## ATIVIDADES PROPOSTAS
a – Com base no texto sobre a merenda escolar em Ponta Grossa, responda:
(i) Qual empresa é responsável pelo serviço terceirizado de merenda escolar na rede municipal?
(ii) De quem é o relatório de onde vêm as imagens anexadas à ação?
(iii) Que estrutura falta para os produtos perecíveis, segundo a investigação?
b – Transcreva fielmente o trecho do texto sobre a merenda escolar em Ponta Grossa que começa pelas palavras "MP-PR processa prefeitura" e termina em "distribuídos aos alunos.".

-------- TRECHO DO DOCUMENTO --------

MP-PR processa prefeitura e empresa por merenda escolar estragada em Ponta Grossa
O Ministério Público do Paraná (MP-PR) protocolou uma Ação Civil Pública contra a Prefeitura Municipal de Ponta Grossa e a empresa Ômega Alimentação e Serviços Especializados S/A, responsável pelo serviço terceirizado de merenda escolar na rede municipal de ensino. A ação judicial busca uma série de readequações após investigação que revelou condições graves de alimentos impróprios para consumo sendo distribuídos aos alunos.
Denúncias de alimentos mofados e deteriorados
O documento do MP-PR, baseado em inquérito civil, cita "denúncias graves de alimentos estragados e mofados entregues nas escolas". Entre os problemas identificados estão pães com presença visível de mofo, ovos com sinais de deterioração e relatos de larvas em alimentos servidos aos estudantes. Imagens anexadas à ação, provenientes de relatório enviado pelo vereador Geraldo Stocco (PV), ilustram a situação considerada emergencial nos Centros Municipais de Educação Infantil (CMEIs) e escolas do município.
Segundo a promotoria, essas circunstâncias configuram não apenas descumprimento contratual, mas potencial risco à saúde das crianças atendidas pela rede pública municipal. O órgão também aponta falhas no controle de qualidade dos insumos, com relatos de alimentos vencidos ou em condições insatisfatórias.
Falhas na cadeia de distribuição e armazenamento
A investigação do Ministério Público identificou inconsistências graves na cadeia de armazenamento e distribuição dos alimentos. Entre os problemas estão ausência de estrutura adequada de estocagem e refrigeração para produtos perecíveis, além da utilização de transporte incompatível com a natureza dos gêneros alimentícios fornecidos.

-------- MATERIAL FORNECIDO --------

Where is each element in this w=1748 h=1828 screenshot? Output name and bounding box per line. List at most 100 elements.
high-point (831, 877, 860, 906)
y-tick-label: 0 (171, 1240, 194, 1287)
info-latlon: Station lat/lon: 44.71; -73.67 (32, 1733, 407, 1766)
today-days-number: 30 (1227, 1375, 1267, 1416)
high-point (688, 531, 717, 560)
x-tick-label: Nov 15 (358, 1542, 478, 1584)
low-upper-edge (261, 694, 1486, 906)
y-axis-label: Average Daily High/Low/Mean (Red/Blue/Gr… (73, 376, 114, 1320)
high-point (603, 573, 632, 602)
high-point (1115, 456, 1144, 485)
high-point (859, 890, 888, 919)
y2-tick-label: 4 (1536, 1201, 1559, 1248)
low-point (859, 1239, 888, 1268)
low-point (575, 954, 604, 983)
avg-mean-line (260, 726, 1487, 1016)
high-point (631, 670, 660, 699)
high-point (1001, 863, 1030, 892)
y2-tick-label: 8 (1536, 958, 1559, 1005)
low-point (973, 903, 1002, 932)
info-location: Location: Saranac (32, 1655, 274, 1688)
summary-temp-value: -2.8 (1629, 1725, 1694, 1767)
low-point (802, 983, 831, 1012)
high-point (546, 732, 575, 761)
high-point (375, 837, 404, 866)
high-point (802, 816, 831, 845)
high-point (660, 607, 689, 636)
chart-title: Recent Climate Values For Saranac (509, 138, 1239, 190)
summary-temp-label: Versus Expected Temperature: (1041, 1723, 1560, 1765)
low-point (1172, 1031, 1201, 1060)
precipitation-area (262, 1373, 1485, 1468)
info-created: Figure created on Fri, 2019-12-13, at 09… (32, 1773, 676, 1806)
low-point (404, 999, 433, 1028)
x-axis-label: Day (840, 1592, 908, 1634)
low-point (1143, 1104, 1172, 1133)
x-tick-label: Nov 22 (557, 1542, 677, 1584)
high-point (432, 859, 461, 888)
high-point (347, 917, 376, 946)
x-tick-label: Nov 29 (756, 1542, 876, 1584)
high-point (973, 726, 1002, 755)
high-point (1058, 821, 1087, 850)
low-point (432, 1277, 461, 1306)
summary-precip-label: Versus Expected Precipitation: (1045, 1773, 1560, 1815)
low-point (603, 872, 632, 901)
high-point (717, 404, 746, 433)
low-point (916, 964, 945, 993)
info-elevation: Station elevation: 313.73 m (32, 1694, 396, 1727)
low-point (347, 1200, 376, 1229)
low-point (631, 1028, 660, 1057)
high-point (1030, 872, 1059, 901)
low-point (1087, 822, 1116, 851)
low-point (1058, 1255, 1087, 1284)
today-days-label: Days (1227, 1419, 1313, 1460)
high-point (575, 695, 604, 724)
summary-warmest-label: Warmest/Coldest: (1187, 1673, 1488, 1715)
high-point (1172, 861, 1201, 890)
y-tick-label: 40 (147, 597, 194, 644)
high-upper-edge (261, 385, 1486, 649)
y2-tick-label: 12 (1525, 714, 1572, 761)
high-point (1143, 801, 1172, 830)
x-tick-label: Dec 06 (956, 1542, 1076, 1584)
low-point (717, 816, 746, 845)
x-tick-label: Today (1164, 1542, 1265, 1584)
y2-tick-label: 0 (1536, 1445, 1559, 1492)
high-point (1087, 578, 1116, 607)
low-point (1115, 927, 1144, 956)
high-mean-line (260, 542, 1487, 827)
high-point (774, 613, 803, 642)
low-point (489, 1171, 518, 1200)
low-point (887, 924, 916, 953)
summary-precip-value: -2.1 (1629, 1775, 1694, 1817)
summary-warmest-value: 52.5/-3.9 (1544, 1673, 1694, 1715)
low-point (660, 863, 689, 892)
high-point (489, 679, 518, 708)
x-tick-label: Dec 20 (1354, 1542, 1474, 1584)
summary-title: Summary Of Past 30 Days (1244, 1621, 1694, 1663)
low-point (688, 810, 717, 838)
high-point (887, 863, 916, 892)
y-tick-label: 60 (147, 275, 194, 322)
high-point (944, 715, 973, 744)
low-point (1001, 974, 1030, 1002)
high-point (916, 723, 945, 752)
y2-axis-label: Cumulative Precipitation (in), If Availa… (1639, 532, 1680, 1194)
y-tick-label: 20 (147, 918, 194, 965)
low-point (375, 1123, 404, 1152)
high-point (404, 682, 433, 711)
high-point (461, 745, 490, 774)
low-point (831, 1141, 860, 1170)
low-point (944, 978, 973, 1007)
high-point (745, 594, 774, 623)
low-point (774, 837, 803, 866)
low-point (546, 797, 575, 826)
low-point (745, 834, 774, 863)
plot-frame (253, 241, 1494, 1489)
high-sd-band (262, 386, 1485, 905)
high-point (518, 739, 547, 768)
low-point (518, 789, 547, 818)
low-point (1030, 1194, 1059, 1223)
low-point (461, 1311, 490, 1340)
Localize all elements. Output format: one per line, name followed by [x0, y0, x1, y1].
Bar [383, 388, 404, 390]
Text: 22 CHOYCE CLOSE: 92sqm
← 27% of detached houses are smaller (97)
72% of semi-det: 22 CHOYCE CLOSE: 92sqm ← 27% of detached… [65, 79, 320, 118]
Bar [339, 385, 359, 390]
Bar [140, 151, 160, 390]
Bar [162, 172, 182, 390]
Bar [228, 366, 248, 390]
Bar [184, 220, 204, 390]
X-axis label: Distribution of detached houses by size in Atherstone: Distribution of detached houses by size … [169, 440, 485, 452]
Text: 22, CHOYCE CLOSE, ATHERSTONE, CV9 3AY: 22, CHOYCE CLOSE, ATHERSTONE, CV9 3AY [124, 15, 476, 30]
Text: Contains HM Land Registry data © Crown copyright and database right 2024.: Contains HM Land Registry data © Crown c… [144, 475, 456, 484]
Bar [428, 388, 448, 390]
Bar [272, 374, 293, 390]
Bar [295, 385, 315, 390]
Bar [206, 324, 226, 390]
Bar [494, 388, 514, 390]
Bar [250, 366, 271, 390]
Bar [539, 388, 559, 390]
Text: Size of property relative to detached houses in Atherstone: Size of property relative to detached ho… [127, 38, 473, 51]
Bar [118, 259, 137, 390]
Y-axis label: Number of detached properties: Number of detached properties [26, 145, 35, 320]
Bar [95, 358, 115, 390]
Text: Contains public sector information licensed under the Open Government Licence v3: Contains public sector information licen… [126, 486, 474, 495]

--------

## RESOLUÇÃO DAS ATIVIDADES
a –
(i) A Ômega Alimentação e Serviços Especializados S/A.
(ii) Do vereador Geraldo Stocco (PV).
(iii) Falta estrutura adequada de estocagem e refrigeração.

b –
MP-PR processa prefeitura e empresa por merenda escolar estragada em Ponta Grossa
O Ministério Público do Paraná (MP-PR) protocolou uma Ação Civil Pública contra a Prefeitura Municipal de Ponta Grossa e a empresa Ômega Alimentação e Serviços Especializados S/A, responsável pelo serviço terceirizado de merenda escolar na rede municipal de ensino. A ação judicial busca uma série de readequações após investigação que revelou condições graves de alimentos impróprios para consumo sendo distribuídos aos alunos.